Problem to solve: In the material below, find all lines with the string "title" and copy them.

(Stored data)
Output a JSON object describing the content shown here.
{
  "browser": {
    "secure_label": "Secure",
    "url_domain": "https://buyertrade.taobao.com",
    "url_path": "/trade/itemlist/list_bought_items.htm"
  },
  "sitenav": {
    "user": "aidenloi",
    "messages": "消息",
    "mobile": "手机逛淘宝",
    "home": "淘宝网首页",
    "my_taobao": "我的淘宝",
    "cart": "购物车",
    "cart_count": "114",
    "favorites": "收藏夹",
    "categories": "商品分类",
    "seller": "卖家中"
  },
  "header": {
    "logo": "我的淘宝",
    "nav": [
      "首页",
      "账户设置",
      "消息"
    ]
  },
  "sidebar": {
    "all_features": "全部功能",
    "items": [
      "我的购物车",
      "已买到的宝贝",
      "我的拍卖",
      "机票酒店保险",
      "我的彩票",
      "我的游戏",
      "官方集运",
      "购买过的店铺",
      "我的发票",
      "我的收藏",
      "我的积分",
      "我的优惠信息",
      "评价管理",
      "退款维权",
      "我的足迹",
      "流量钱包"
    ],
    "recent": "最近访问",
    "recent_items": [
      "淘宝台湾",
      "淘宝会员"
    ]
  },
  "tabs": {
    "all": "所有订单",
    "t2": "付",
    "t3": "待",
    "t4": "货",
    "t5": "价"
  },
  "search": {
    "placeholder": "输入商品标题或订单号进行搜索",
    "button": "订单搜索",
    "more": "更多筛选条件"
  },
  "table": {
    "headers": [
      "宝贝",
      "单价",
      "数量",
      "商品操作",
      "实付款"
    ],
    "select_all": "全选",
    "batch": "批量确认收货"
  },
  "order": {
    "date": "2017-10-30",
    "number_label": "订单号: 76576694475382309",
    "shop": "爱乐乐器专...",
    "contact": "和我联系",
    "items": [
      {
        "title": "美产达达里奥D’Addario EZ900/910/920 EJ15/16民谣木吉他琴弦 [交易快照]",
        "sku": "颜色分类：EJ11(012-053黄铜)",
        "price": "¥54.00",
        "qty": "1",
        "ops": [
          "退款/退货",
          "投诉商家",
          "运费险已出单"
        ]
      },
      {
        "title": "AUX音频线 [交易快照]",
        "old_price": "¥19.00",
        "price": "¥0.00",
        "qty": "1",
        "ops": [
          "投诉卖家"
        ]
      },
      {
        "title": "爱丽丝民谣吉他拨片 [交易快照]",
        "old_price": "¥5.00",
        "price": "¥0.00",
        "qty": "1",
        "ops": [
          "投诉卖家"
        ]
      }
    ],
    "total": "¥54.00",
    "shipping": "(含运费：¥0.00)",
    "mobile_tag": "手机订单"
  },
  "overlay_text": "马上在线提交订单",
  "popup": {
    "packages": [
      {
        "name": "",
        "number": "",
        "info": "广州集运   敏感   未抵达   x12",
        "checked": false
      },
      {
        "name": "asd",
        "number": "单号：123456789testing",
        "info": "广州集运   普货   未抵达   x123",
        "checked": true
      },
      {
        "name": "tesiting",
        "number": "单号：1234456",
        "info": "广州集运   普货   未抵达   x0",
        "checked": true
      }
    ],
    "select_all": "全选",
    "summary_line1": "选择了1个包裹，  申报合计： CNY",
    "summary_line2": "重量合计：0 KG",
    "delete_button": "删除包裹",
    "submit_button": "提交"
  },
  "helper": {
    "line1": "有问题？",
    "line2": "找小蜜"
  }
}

Output of the exercise:
        "title": "美产达达里奥D’Addario EZ900/910/920 EJ15/16民谣木吉他琴弦 [交易快照]",
        "title": "AUX音频线 [交易快照]",
        "title": "爱丽丝民谣吉他拨片 [交易快照]",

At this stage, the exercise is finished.